[Stored records]
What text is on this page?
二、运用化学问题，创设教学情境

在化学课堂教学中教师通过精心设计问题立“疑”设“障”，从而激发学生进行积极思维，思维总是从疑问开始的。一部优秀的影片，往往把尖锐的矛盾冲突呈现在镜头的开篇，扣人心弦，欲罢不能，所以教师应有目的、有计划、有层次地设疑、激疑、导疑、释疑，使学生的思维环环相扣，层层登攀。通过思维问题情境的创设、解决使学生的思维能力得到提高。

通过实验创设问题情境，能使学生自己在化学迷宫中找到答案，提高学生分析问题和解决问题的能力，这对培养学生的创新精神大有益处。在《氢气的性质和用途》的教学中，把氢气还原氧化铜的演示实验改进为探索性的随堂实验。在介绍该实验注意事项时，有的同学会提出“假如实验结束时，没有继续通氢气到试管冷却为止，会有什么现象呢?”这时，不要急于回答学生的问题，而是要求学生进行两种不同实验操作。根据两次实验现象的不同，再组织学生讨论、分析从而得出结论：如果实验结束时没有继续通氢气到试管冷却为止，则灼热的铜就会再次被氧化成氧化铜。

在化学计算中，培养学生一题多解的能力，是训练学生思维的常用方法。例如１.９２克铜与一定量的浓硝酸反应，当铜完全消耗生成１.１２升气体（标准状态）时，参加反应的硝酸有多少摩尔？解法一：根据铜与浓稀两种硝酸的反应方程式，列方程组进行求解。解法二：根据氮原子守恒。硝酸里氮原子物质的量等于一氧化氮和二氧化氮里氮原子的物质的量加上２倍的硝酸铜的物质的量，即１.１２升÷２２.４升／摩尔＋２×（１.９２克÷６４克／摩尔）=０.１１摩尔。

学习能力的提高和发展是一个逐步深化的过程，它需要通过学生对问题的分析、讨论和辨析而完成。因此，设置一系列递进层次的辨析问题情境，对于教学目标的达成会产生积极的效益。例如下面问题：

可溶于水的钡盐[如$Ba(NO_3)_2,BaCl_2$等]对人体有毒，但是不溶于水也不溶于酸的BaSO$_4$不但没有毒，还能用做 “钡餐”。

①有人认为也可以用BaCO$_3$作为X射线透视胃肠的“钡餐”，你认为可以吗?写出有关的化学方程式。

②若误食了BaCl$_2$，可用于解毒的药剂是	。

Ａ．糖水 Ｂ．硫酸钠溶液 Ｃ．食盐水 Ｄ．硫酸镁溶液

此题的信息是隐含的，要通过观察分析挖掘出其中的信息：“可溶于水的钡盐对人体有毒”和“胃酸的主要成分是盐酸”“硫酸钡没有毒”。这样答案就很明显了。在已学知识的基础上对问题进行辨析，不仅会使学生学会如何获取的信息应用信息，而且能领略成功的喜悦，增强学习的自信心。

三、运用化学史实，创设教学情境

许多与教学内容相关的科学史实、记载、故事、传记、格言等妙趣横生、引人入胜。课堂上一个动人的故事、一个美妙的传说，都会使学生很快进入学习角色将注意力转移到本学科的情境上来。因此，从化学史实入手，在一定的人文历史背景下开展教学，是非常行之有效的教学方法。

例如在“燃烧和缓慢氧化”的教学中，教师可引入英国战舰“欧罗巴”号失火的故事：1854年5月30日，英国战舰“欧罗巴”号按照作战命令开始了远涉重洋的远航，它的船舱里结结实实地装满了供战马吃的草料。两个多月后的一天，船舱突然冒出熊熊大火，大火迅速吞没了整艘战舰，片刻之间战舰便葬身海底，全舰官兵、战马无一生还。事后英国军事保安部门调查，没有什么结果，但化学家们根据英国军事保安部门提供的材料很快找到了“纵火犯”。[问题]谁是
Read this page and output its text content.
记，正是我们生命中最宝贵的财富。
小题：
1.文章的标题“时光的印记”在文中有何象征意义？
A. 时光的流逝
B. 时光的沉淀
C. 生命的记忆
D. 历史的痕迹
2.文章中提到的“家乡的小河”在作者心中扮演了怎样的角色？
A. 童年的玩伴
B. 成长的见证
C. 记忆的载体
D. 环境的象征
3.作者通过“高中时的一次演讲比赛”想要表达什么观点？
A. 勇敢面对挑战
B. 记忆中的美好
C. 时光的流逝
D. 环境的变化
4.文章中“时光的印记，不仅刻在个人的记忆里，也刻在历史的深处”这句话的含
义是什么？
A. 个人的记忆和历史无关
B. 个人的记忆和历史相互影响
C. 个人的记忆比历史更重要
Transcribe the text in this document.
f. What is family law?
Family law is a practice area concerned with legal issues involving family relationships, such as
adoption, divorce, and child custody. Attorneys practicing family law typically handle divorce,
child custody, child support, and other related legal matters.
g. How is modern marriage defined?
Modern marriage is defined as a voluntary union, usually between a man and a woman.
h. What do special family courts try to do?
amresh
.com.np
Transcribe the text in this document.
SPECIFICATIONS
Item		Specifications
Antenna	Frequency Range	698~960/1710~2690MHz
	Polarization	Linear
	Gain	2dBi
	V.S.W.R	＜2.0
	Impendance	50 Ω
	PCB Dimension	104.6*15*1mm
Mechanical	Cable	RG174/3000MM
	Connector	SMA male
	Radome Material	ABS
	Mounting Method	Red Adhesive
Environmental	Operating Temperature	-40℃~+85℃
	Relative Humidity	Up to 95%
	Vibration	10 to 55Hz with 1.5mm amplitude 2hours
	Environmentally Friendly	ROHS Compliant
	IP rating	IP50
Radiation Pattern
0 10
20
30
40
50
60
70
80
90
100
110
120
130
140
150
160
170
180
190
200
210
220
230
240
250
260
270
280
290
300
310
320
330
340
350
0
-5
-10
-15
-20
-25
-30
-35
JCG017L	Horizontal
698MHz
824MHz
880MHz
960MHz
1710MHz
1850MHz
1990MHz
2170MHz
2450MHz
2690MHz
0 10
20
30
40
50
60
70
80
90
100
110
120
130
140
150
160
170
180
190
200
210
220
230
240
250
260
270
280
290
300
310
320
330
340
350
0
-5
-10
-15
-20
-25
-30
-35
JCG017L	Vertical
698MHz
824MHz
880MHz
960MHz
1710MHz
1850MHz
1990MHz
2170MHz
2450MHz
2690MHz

> _INSTRUCTION_:
Copy out every line of the data that includes the word "custody".

> _ANSWER TO THE PROBLEM_:
adoption, divorce, and child custody. Attorneys practicing family law typically handle divorce,
child custody, child support, and other related legal matters.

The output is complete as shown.